Within the data below, state how many lines contain the string "text". Provide the number only.

(Rows from a dataset)
========

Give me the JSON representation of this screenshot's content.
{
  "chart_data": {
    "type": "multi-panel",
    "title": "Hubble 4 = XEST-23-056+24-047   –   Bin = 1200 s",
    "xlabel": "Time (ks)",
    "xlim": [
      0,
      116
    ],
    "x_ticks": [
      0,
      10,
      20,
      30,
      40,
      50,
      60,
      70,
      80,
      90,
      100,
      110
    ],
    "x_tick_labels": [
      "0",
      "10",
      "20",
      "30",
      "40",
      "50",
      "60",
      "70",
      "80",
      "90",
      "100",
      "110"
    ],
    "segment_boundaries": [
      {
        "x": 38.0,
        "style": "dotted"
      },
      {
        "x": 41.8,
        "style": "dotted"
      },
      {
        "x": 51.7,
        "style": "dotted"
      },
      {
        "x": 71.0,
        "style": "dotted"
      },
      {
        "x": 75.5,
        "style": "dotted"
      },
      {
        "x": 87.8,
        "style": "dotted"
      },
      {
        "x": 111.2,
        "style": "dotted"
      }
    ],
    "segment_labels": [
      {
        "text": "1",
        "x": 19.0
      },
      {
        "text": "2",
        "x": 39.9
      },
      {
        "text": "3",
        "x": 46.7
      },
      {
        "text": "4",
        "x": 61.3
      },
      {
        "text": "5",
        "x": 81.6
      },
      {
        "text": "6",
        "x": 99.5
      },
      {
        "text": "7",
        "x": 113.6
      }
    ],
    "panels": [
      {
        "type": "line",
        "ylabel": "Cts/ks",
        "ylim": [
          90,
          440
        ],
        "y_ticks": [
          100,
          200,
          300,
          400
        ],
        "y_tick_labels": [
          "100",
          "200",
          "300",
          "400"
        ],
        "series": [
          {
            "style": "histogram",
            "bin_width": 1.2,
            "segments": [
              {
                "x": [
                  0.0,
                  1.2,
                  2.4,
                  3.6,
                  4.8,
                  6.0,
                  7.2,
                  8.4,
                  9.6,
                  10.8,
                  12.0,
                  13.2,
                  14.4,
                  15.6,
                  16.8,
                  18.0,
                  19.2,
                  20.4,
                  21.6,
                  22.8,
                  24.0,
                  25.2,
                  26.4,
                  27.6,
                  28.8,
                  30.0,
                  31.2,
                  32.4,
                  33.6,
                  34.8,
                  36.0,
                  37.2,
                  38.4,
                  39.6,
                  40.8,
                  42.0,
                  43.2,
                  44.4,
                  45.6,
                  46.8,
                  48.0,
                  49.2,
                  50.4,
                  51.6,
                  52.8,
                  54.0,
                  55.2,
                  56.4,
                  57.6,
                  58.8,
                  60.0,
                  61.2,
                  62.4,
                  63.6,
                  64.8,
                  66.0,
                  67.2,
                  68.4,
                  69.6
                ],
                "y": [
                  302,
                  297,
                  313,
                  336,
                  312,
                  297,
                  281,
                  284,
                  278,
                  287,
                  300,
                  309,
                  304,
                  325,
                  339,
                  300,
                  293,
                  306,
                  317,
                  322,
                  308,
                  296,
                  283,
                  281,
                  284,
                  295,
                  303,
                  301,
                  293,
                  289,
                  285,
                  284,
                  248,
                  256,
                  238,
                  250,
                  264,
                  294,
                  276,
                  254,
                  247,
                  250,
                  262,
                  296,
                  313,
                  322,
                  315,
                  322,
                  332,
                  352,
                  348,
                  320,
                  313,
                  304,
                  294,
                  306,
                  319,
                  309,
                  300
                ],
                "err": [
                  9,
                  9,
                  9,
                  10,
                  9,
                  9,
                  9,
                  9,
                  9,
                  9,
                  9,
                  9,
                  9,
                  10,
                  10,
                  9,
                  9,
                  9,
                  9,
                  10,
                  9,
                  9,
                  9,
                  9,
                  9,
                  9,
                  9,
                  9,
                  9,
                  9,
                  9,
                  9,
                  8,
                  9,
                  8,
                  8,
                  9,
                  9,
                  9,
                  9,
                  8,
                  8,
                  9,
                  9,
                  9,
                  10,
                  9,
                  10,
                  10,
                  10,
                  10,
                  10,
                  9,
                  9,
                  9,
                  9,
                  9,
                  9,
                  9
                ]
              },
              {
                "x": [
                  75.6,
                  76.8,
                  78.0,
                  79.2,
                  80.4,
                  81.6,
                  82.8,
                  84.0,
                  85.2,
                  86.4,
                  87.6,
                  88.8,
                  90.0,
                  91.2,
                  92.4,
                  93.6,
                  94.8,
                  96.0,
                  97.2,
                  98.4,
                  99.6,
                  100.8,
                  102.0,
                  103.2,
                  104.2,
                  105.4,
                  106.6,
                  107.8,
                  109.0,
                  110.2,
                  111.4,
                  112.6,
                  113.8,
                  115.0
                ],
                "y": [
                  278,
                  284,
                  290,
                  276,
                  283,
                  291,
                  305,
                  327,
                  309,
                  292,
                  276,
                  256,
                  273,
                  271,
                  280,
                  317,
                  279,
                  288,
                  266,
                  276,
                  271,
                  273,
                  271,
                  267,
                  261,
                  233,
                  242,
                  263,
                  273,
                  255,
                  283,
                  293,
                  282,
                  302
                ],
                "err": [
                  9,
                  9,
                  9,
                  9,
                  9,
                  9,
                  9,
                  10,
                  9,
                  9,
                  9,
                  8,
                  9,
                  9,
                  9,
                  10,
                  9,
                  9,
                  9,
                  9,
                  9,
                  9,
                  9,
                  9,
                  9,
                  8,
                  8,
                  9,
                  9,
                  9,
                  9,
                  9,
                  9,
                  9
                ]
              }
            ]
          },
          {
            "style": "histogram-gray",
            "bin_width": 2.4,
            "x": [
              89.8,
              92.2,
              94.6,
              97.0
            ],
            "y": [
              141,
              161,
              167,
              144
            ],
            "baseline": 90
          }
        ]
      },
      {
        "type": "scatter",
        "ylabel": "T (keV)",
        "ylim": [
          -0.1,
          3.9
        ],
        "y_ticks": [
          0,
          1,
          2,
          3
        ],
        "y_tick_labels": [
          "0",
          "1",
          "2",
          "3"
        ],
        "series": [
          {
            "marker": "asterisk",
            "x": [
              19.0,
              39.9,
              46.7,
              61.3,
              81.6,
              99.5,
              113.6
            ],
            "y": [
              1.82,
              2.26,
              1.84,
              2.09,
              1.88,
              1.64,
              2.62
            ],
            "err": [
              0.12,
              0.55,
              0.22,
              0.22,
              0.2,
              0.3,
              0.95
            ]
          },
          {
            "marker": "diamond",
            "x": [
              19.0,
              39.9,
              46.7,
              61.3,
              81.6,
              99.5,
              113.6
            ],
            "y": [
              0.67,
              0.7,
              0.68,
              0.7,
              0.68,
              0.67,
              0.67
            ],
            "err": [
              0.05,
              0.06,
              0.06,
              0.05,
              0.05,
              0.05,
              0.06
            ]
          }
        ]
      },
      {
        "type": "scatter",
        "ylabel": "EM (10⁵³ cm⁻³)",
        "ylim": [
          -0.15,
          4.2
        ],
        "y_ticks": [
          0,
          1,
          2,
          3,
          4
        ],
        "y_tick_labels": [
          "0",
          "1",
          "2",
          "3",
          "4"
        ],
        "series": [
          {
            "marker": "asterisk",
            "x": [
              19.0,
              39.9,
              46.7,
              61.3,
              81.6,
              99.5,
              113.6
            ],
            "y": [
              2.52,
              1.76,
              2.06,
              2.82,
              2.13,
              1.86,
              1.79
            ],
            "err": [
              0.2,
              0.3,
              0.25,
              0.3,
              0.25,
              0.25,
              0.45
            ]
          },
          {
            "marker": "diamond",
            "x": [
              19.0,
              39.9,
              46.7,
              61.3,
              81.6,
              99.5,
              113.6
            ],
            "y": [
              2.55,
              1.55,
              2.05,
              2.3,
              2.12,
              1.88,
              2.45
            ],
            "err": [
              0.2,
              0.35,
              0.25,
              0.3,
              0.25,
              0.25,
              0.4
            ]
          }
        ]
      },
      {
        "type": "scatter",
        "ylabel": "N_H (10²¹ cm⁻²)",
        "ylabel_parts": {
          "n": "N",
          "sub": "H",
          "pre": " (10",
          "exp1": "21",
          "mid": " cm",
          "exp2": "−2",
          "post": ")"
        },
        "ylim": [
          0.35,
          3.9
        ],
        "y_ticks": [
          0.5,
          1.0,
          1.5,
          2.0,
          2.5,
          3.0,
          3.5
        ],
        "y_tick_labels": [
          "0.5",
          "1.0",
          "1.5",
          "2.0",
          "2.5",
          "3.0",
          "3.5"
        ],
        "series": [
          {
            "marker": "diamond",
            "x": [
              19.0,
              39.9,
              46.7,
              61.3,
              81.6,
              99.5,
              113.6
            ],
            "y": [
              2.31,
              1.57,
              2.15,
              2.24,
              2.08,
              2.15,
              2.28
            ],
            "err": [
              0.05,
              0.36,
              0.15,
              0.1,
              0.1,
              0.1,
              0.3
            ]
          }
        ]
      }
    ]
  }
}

========

**Answer in full:**
7